Task to complete » Go through the data below line by line and count those containing the word "Consulting". Reply with the count only.

Dataset rows »

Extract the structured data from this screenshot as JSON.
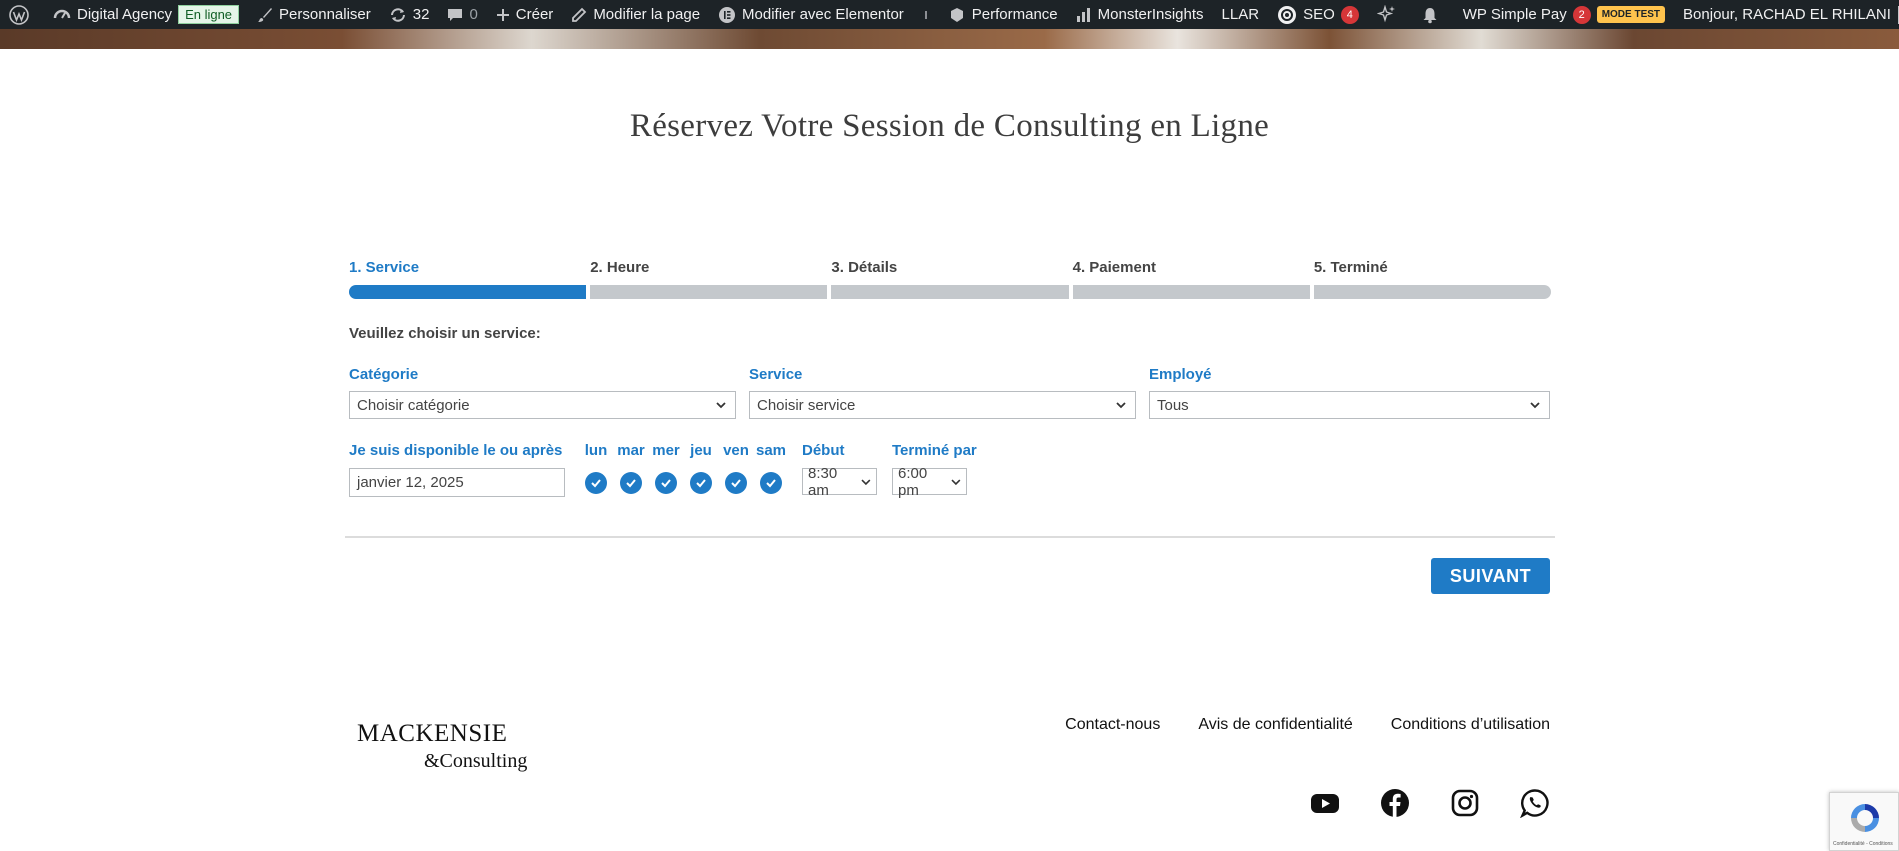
{
  "adminbar": {
    "site_name": "Digital Agency",
    "status_badge": "En ligne",
    "customize": "Personnaliser",
    "updates_count": "32",
    "comments_count": "0",
    "create": "Créer",
    "edit_page": "Modifier la page",
    "edit_elementor": "Modifier avec Elementor",
    "performance": "Performance",
    "monsterinsights": "MonsterInsights",
    "llar": "LLAR",
    "seo": "SEO",
    "seo_count": "4",
    "wp_simple_pay": "WP Simple Pay",
    "wp_simple_pay_count": "2",
    "mode_test": "MODE TEST",
    "greeting": "Bonjour, RACHAD EL RHILANI"
  },
  "page": {
    "title": "Réservez Votre Session de Consulting en Ligne"
  },
  "booking": {
    "steps": [
      {
        "label": "1. Service"
      },
      {
        "label": "2. Heure"
      },
      {
        "label": "3. Détails"
      },
      {
        "label": "4. Paiement"
      },
      {
        "label": "5. Terminé"
      }
    ],
    "active_step": 1,
    "prompt": "Veuillez choisir un service:",
    "category_label": "Catégorie",
    "category_value": "Choisir catégorie",
    "service_label": "Service",
    "service_value": "Choisir service",
    "employee_label": "Employé",
    "employee_value": "Tous",
    "date_label": "Je suis disponible le ou après",
    "date_value": "janvier 12, 2025",
    "days": [
      "lun",
      "mar",
      "mer",
      "jeu",
      "ven",
      "sam"
    ],
    "start_label": "Début",
    "start_value": "8:30 am",
    "end_label": "Terminé par",
    "end_value": "6:00 pm",
    "next_button": "SUIVANT"
  },
  "footer": {
    "logo_line1": "MACKENSIE",
    "logo_line2": "&Consulting",
    "links": [
      "Contact-nous",
      "Avis de confidentialité",
      "Conditions d’utilisation"
    ],
    "social_icons": [
      "youtube-icon",
      "facebook-icon",
      "instagram-icon",
      "whatsapp-icon"
    ]
  },
  "recaptcha": {
    "text": "Confidentialité - Conditions"
  },
  "colors": {
    "accent": "#1f7bc6",
    "adminbar": "#1d2327",
    "step_inactive": "#c4c8cc"
  }
}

Solution below » 2